- Required work -
Filter the listing below, copying every line in which the word "JSON" appears.
○ ○ ○ ○ ○
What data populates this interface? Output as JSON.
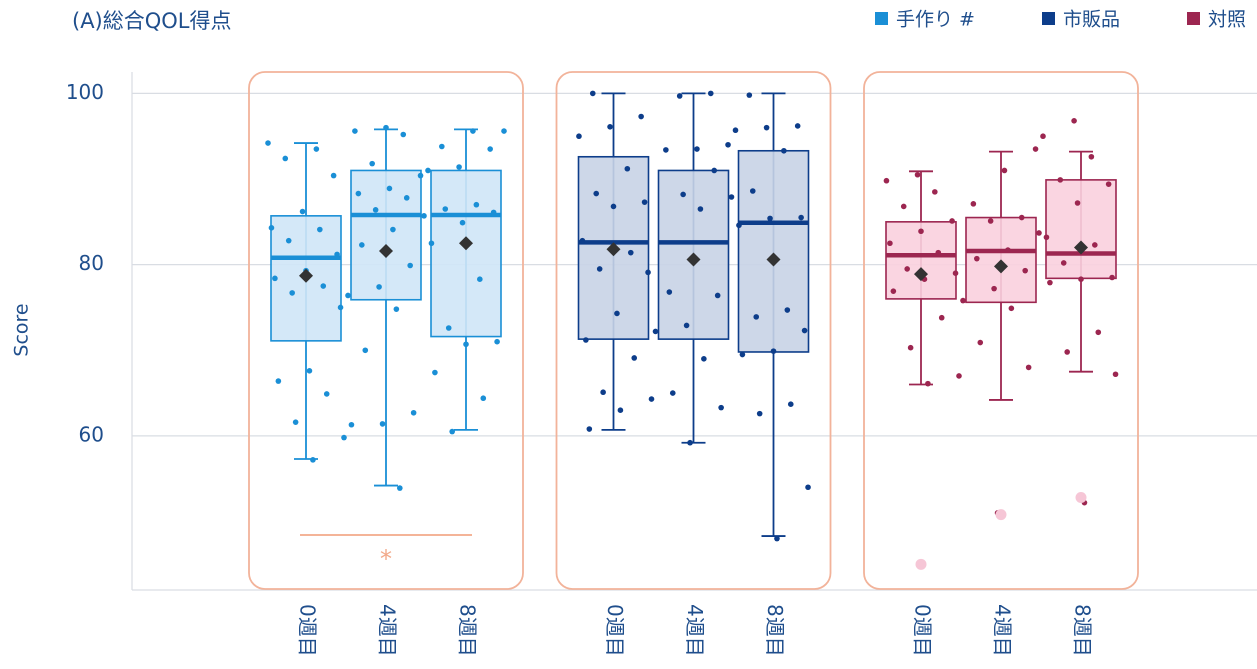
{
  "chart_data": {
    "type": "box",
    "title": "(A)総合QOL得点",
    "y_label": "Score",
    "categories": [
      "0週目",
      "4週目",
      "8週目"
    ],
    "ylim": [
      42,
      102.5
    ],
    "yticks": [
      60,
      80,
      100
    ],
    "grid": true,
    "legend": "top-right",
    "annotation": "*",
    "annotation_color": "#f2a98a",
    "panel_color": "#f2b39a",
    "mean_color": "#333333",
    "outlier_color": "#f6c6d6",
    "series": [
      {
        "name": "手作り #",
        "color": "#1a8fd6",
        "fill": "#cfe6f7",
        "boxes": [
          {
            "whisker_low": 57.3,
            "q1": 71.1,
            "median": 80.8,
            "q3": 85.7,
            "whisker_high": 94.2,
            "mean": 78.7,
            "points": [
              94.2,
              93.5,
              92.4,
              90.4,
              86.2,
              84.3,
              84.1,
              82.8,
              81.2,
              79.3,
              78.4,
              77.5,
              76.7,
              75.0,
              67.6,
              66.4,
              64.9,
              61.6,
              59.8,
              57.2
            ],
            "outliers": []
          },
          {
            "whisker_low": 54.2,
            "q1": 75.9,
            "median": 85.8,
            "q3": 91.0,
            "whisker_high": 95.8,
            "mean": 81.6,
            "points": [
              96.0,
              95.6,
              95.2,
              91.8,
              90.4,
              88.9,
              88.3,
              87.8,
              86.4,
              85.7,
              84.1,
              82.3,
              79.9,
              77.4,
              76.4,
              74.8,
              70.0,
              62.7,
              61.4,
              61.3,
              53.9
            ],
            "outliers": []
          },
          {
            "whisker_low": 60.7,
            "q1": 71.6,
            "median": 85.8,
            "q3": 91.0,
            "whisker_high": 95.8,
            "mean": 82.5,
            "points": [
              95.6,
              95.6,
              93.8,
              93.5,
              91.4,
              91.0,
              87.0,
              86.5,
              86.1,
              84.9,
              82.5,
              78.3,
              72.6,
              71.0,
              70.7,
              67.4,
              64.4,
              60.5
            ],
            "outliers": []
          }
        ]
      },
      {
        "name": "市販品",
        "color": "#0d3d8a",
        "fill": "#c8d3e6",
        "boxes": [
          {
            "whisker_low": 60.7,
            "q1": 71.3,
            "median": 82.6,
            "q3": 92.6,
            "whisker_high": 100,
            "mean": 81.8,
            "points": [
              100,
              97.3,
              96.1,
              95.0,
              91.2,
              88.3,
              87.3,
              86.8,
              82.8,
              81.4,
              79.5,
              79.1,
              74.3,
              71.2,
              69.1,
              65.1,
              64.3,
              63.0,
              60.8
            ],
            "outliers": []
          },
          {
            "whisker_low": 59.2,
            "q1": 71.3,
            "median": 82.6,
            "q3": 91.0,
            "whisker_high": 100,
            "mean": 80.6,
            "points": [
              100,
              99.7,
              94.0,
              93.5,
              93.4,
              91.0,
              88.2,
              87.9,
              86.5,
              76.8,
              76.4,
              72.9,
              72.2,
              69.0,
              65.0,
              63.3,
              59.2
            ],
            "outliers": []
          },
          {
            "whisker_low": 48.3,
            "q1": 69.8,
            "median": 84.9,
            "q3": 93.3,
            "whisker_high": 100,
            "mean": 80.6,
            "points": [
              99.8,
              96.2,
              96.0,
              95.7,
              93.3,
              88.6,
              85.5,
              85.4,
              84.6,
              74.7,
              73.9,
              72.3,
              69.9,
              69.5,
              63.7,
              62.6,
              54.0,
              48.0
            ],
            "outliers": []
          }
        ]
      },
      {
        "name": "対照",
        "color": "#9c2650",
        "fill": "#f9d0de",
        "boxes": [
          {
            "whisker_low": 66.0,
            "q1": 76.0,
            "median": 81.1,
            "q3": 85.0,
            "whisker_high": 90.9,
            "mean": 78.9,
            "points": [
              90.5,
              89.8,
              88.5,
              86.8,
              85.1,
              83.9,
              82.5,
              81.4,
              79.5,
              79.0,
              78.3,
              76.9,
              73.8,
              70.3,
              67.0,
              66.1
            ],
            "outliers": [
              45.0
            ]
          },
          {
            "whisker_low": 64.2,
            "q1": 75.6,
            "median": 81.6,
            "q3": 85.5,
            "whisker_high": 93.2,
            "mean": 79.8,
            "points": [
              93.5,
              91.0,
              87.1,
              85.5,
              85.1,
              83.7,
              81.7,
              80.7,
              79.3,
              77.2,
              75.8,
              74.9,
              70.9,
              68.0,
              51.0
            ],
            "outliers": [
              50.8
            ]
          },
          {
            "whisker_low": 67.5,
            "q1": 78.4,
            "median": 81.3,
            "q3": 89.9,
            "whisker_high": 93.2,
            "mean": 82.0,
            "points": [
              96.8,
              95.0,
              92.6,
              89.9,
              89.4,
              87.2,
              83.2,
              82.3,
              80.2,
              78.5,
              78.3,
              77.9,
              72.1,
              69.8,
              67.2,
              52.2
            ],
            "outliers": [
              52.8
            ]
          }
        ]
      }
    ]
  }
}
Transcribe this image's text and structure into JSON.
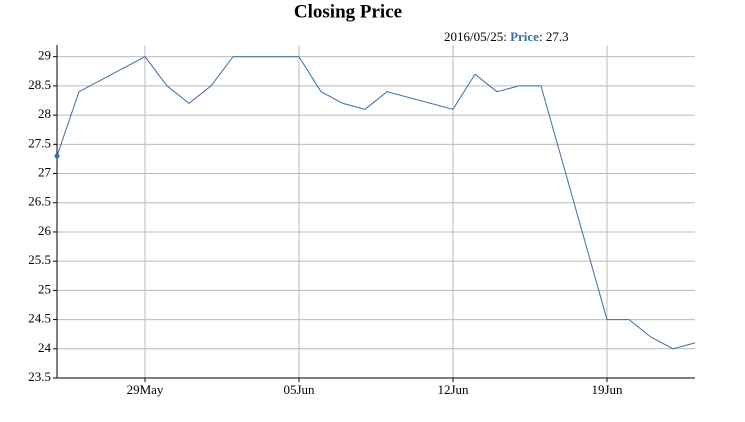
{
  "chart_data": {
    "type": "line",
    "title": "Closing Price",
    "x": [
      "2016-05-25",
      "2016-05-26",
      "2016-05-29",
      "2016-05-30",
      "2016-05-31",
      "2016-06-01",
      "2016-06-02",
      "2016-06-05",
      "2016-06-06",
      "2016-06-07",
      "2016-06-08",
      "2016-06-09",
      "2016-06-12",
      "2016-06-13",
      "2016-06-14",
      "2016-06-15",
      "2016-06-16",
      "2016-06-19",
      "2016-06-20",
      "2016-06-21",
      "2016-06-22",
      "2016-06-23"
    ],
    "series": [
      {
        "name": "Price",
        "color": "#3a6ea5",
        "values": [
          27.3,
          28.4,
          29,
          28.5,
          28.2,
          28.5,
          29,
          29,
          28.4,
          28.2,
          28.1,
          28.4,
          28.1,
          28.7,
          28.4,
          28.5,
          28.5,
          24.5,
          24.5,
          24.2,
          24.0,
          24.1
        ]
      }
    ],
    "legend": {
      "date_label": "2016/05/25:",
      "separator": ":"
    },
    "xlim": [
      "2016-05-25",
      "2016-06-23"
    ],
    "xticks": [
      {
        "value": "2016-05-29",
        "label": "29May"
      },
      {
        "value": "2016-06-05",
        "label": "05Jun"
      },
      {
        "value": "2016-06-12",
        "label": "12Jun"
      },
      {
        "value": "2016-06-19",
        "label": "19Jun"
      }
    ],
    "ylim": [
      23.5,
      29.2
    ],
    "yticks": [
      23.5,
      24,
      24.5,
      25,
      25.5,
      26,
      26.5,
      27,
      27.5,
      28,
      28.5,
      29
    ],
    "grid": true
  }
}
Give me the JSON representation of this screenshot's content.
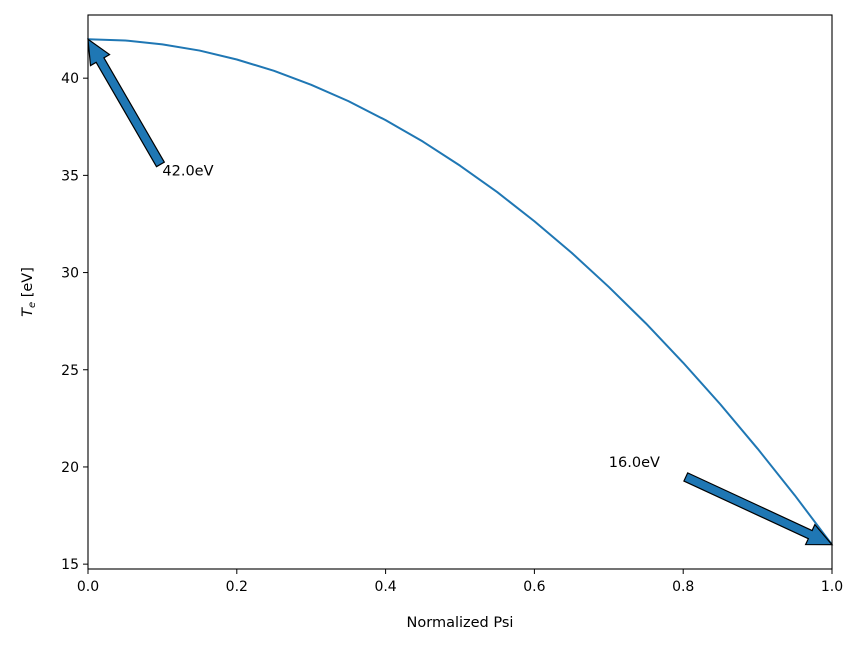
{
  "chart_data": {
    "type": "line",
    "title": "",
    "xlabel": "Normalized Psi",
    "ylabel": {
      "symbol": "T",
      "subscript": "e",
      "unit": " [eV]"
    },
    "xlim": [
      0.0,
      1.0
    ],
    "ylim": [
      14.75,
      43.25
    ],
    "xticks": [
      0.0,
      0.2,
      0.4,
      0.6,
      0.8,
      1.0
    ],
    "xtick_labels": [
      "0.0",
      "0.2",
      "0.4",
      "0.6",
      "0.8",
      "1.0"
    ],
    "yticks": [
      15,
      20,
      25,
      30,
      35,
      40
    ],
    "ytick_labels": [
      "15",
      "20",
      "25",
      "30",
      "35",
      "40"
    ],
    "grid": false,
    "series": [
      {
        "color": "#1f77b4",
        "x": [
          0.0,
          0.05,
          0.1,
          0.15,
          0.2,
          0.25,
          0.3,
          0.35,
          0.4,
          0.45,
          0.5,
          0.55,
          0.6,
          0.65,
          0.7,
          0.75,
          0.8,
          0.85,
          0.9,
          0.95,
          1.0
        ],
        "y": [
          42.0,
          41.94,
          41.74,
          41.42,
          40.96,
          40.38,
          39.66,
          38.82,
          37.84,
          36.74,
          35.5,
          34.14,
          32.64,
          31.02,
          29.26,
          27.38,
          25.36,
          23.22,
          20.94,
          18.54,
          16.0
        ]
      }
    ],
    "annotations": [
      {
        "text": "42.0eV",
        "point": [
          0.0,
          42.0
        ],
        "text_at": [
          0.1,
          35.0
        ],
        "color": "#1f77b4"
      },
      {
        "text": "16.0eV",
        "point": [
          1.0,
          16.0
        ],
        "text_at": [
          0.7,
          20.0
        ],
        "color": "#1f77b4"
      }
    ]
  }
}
○ ○ ○ ○ ○
- Task response -
What data populates this interface? Output as JSON.
Transcribe this image's text and structure into JSON.
Give me the JSON representation of this screenshot's content.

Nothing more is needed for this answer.